#### The records ####
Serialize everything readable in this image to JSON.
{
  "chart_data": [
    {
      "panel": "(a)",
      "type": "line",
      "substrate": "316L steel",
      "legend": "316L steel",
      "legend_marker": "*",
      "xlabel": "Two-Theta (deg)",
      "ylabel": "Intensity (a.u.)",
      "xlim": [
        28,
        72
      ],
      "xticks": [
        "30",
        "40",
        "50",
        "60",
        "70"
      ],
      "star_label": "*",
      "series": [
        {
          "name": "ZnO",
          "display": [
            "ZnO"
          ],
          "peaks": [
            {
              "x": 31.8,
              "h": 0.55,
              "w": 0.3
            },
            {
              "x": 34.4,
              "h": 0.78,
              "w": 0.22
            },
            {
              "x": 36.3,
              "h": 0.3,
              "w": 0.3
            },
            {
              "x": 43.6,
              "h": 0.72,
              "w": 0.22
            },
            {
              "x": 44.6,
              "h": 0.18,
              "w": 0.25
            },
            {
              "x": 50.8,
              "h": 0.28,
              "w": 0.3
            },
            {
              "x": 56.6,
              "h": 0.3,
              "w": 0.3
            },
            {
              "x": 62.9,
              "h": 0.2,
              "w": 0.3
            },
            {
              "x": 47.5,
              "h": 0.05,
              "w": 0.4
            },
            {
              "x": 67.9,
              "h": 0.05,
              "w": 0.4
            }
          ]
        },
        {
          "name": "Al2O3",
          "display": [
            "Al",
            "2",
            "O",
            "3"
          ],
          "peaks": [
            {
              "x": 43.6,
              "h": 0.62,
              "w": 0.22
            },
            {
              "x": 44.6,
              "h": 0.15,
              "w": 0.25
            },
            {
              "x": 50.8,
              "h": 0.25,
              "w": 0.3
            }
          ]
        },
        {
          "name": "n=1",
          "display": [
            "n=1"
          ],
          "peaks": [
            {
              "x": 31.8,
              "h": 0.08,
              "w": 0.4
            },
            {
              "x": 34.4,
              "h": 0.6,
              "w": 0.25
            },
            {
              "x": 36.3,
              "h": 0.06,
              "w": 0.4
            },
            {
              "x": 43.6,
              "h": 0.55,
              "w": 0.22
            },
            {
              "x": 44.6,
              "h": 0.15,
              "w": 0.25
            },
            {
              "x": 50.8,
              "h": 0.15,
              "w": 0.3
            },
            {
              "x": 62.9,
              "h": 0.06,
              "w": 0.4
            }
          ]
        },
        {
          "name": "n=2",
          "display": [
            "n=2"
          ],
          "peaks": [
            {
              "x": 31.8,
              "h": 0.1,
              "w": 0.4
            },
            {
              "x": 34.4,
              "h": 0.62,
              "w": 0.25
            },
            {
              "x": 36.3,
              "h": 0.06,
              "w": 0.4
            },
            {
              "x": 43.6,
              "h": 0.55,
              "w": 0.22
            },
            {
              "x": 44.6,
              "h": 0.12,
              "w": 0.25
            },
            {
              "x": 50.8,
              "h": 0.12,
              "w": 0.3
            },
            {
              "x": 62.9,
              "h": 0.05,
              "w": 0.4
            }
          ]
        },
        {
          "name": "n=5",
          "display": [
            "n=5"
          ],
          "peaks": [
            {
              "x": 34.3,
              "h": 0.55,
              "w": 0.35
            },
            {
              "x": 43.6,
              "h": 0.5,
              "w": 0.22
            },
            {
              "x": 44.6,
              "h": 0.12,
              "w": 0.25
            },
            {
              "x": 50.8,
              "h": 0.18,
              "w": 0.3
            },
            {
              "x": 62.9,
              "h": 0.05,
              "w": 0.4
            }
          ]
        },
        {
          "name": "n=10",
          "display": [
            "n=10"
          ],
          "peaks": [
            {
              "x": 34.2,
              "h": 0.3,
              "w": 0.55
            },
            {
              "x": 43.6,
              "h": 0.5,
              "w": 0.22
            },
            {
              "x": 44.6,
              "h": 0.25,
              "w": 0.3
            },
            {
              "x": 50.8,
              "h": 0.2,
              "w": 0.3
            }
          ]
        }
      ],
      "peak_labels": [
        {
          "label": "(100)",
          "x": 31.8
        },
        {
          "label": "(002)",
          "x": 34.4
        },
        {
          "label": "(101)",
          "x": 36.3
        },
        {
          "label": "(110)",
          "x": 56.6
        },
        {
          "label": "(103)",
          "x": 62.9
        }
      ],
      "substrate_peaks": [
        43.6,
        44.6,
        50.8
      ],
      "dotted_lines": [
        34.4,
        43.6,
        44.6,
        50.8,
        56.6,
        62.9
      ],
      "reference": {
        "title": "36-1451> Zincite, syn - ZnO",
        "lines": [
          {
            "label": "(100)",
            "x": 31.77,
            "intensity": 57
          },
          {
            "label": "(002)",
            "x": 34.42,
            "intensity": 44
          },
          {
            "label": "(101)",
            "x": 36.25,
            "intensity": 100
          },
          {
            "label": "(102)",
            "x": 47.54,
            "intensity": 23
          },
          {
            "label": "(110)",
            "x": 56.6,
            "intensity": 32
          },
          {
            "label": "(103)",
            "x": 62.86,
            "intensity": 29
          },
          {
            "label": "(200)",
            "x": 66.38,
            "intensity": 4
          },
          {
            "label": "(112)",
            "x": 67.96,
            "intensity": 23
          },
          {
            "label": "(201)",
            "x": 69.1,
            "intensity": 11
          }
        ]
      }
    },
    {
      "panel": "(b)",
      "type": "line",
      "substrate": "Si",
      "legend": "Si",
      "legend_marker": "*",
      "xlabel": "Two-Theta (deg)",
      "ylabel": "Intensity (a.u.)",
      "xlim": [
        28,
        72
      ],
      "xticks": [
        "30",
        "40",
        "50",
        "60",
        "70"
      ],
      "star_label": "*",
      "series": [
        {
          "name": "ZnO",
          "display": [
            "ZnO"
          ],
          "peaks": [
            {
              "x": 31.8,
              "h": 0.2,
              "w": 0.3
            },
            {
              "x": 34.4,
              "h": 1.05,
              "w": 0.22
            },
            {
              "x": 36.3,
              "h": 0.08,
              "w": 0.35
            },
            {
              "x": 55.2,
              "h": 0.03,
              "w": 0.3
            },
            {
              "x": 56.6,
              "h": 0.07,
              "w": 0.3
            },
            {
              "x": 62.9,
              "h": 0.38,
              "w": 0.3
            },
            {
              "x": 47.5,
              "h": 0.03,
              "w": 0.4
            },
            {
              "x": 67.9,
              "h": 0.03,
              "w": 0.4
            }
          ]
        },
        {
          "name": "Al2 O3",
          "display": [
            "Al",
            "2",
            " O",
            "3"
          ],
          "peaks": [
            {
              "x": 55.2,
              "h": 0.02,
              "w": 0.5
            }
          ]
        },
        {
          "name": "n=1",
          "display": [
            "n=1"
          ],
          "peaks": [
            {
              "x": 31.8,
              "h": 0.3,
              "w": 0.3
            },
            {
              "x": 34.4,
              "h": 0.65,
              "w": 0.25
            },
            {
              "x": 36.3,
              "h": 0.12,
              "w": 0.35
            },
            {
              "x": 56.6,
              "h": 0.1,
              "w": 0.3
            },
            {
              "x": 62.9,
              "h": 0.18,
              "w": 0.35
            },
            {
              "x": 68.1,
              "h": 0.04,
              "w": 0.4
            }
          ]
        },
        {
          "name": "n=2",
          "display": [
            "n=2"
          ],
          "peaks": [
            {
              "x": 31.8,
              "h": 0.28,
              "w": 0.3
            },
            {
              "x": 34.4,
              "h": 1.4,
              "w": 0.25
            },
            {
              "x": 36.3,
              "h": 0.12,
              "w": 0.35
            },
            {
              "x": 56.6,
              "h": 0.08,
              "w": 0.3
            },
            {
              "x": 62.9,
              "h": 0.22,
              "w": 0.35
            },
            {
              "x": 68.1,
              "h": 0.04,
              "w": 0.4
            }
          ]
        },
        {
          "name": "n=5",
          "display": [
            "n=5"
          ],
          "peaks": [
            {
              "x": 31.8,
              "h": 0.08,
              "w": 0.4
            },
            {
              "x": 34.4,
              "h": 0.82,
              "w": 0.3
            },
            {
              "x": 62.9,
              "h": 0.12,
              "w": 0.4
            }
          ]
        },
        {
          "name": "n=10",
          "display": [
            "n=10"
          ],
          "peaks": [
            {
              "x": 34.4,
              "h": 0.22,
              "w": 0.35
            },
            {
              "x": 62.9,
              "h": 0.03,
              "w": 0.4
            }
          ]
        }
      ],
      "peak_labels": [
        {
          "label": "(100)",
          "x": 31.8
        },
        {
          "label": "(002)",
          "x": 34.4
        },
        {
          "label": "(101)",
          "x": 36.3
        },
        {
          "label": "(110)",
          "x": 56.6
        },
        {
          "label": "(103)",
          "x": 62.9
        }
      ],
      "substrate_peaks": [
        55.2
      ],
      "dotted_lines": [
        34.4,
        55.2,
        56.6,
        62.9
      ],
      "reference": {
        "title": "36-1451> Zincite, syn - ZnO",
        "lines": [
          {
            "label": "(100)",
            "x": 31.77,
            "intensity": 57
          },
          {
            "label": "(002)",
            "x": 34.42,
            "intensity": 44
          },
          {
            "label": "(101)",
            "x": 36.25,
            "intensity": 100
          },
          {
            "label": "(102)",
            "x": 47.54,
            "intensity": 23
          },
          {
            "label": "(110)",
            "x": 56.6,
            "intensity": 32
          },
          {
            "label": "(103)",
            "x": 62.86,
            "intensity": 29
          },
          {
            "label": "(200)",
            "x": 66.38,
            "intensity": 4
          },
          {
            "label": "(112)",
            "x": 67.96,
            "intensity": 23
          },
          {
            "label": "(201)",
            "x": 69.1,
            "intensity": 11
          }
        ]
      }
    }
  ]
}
####
Problem description: Filter for "steel". Return all lines that hold it.

Exercise response:
      "substrate": "316L steel",
      "legend": "316L steel",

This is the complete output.